Problem details
Report each line of the data that has "education" somewhere in it.

Dataset extract
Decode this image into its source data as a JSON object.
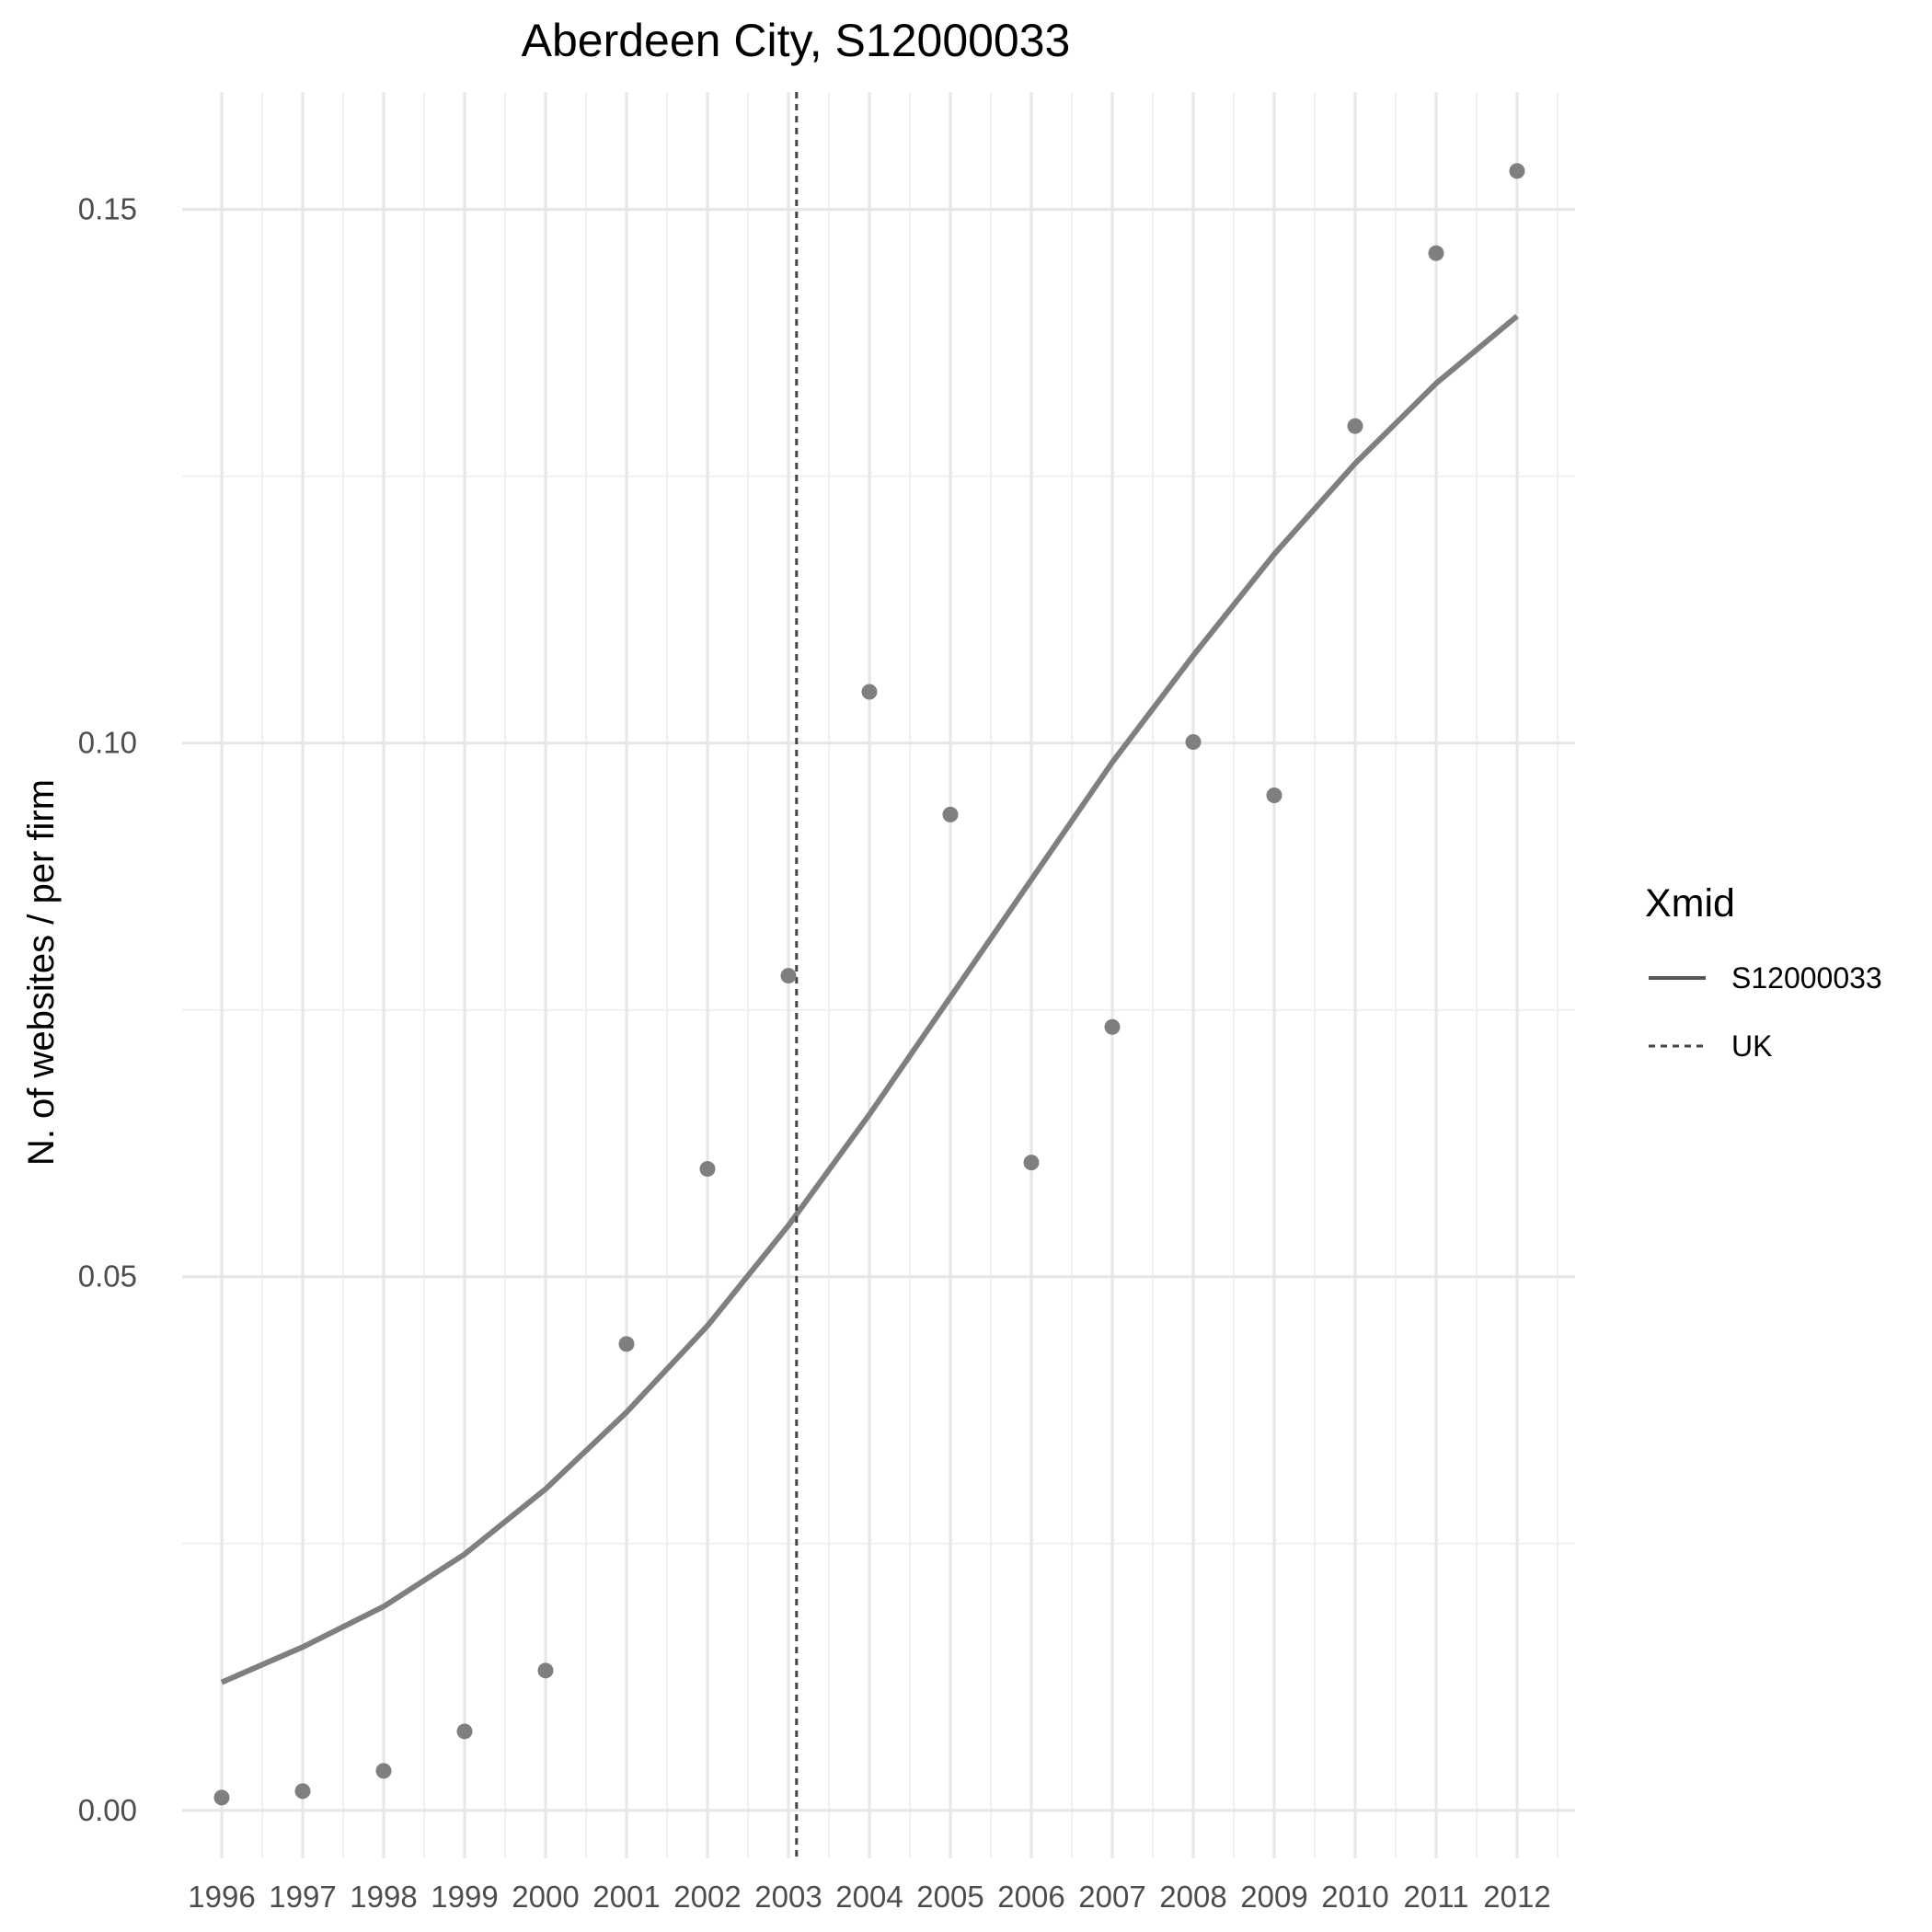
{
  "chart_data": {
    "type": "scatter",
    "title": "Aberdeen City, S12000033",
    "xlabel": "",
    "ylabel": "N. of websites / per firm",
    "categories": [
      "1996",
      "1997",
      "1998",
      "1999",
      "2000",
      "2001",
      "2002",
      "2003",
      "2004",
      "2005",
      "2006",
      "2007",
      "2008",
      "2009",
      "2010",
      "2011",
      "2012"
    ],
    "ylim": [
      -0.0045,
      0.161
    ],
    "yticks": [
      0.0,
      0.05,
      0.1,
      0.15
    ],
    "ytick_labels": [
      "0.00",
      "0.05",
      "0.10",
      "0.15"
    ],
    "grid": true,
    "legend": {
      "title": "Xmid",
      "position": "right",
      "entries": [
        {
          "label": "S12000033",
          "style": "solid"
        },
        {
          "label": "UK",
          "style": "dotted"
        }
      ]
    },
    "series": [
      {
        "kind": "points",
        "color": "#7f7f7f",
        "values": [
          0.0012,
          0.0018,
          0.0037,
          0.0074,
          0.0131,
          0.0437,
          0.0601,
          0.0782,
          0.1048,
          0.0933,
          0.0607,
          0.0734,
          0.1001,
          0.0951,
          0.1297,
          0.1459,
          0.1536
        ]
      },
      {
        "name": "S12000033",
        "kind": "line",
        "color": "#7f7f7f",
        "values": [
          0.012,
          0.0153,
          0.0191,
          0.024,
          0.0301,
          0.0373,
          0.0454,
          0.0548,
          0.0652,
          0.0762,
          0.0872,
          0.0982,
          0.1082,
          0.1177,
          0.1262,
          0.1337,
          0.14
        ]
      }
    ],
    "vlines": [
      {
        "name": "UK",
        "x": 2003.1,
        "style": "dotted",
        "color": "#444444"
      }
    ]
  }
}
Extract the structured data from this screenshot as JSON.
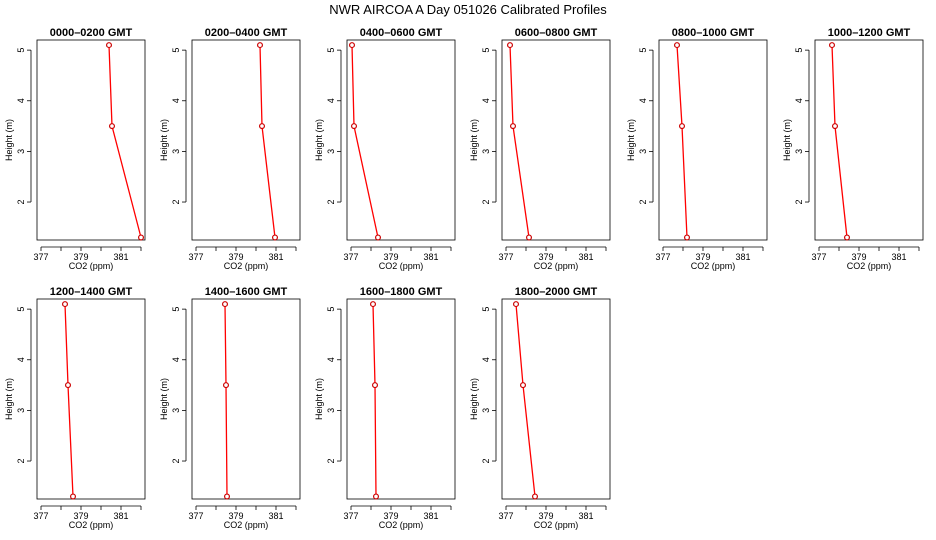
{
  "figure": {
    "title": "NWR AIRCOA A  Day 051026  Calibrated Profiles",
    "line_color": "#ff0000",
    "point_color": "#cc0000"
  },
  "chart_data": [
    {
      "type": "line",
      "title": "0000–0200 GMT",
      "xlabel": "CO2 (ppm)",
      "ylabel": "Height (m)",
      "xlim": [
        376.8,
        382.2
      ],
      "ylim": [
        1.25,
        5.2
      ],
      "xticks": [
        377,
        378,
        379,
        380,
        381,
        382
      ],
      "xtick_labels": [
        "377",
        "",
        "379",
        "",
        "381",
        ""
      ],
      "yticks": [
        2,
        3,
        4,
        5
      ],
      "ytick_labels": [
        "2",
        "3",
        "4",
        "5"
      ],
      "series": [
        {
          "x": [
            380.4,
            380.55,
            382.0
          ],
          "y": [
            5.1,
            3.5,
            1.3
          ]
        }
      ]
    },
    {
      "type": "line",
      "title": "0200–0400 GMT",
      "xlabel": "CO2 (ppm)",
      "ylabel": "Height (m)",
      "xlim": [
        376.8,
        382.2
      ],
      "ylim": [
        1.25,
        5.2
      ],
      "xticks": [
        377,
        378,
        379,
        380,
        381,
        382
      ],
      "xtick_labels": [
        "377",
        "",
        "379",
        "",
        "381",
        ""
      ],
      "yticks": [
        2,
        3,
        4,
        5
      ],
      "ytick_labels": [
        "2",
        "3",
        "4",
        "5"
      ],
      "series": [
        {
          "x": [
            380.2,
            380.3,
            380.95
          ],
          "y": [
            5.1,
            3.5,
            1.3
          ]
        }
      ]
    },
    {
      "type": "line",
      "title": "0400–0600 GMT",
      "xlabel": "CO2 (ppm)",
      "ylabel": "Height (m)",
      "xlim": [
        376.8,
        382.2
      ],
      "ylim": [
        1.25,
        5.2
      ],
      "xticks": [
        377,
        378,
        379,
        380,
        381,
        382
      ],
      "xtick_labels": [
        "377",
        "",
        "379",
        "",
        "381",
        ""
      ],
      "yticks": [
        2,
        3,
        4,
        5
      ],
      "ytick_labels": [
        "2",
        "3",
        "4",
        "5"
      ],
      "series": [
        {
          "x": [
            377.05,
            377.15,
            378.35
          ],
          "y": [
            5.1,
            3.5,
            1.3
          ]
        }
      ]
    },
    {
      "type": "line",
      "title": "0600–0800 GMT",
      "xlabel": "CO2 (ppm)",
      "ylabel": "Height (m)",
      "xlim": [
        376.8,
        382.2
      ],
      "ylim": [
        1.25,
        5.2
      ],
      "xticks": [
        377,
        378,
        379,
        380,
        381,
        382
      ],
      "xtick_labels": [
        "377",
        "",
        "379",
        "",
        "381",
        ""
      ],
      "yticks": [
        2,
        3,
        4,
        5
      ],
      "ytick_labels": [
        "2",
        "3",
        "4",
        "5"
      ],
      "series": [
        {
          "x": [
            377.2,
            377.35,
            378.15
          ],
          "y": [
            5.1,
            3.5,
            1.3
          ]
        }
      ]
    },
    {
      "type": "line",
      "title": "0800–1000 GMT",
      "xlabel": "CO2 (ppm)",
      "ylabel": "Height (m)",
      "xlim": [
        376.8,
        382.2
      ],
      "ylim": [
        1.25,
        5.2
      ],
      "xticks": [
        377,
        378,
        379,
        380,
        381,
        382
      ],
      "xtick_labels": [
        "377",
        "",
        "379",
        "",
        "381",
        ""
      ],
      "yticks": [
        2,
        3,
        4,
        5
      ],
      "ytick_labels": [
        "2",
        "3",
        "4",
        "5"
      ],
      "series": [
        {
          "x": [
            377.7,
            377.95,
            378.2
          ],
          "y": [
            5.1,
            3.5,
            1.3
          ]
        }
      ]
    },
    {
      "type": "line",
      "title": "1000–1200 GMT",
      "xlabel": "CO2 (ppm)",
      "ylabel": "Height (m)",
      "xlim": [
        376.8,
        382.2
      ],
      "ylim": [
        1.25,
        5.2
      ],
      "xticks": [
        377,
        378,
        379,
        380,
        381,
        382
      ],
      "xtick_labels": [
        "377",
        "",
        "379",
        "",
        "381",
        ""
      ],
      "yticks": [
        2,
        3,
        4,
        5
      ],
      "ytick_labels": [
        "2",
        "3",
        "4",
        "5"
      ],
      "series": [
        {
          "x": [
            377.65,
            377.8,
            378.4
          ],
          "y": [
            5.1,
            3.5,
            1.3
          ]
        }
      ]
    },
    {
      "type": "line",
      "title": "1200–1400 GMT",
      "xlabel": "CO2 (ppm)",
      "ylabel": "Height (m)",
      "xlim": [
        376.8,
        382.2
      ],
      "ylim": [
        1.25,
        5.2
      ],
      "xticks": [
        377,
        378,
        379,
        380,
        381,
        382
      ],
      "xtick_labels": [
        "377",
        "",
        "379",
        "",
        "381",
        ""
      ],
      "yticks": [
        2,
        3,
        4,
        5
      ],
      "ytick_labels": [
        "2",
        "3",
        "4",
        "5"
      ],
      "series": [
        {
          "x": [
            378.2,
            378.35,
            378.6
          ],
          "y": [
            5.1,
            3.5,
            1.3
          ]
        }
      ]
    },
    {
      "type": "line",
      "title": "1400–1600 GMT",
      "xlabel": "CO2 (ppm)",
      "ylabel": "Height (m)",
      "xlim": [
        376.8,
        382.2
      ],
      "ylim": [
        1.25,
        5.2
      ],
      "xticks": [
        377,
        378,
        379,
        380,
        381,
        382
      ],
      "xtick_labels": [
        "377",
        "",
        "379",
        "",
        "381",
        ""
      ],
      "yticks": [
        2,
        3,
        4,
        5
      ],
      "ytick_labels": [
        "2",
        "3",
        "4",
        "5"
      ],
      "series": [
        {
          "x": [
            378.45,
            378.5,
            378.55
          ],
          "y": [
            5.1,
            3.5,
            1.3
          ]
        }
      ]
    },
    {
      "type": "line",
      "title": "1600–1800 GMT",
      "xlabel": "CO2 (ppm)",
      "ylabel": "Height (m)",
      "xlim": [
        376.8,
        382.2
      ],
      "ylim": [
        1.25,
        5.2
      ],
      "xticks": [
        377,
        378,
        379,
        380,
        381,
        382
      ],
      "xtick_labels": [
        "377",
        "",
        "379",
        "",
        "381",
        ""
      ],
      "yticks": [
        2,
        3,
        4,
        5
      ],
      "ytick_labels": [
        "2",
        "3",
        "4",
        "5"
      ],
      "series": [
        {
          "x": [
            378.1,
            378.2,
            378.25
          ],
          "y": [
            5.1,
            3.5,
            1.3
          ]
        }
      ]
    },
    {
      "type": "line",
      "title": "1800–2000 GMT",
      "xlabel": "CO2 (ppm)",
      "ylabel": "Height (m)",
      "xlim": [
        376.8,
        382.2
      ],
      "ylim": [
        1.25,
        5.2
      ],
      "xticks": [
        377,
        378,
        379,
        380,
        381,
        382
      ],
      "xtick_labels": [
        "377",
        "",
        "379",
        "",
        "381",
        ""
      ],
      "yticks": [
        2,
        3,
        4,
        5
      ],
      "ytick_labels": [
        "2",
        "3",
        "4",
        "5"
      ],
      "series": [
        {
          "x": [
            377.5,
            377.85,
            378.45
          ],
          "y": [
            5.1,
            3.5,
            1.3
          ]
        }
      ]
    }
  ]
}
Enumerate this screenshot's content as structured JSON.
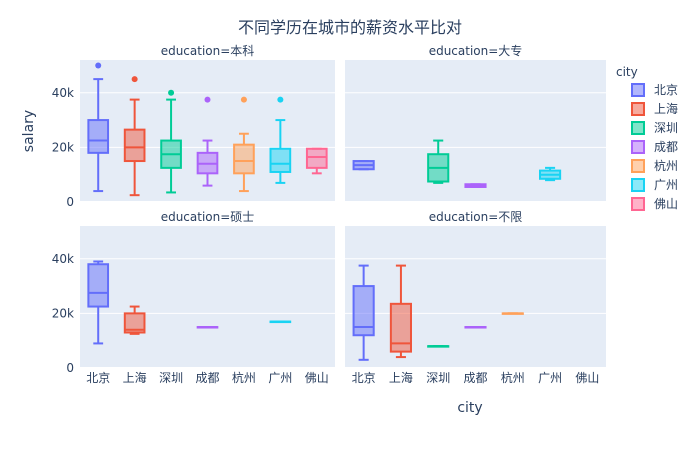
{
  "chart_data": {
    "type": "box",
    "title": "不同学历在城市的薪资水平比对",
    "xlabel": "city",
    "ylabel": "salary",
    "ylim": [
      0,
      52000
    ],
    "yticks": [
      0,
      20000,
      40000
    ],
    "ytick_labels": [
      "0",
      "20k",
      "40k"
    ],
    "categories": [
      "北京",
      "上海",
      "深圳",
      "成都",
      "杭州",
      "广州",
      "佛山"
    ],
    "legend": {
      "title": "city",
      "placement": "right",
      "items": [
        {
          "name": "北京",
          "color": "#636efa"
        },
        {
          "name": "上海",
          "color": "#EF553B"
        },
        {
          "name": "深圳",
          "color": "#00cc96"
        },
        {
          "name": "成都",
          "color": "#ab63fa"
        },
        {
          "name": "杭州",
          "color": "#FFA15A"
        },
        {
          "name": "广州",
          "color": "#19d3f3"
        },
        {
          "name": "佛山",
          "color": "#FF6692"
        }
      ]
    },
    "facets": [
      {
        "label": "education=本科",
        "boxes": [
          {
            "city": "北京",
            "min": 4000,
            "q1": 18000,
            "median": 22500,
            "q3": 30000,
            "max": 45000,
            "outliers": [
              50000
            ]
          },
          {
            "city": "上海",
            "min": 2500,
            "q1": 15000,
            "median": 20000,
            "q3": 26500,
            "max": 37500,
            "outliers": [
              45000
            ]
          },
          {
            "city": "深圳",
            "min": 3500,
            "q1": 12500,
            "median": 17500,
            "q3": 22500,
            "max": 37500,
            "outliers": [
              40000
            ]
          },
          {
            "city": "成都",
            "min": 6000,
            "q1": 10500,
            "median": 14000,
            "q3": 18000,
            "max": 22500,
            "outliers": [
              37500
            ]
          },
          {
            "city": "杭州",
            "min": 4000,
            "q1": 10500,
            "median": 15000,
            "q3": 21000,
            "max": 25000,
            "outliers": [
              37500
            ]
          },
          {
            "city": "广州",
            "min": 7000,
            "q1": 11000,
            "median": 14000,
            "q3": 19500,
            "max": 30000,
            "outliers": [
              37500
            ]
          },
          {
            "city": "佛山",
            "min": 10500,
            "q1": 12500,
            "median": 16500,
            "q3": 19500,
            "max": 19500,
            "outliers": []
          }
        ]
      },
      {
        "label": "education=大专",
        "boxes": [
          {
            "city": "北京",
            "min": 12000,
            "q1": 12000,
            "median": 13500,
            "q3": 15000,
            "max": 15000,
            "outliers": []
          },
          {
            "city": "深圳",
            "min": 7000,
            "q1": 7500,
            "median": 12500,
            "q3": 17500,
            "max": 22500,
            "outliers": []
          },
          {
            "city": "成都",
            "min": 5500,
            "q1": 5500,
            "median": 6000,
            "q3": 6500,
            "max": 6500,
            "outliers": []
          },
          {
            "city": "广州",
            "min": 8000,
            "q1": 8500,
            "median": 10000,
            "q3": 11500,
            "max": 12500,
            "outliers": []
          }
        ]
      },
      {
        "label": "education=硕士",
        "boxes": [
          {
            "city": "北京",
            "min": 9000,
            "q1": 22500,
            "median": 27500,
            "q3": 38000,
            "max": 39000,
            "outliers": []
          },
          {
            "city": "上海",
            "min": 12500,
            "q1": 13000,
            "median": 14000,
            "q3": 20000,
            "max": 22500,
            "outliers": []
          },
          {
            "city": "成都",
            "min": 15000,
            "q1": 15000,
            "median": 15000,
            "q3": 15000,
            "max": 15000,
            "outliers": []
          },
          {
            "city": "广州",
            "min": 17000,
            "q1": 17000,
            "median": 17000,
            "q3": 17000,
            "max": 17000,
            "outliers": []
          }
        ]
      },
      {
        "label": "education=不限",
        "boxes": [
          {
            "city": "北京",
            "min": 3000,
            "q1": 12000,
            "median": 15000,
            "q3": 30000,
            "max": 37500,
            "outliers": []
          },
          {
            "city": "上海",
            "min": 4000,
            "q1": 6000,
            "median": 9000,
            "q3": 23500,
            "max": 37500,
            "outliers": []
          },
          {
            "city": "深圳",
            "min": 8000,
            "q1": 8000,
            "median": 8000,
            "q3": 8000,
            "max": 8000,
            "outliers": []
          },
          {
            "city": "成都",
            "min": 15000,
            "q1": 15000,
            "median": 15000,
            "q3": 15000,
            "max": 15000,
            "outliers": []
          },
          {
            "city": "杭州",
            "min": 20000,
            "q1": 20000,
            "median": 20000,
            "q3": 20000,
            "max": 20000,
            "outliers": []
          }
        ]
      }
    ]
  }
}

Task solution
        "label": "education=本科",
        "label": "education=大专",
        "label": "education=硕士",
        "label": "education=不限",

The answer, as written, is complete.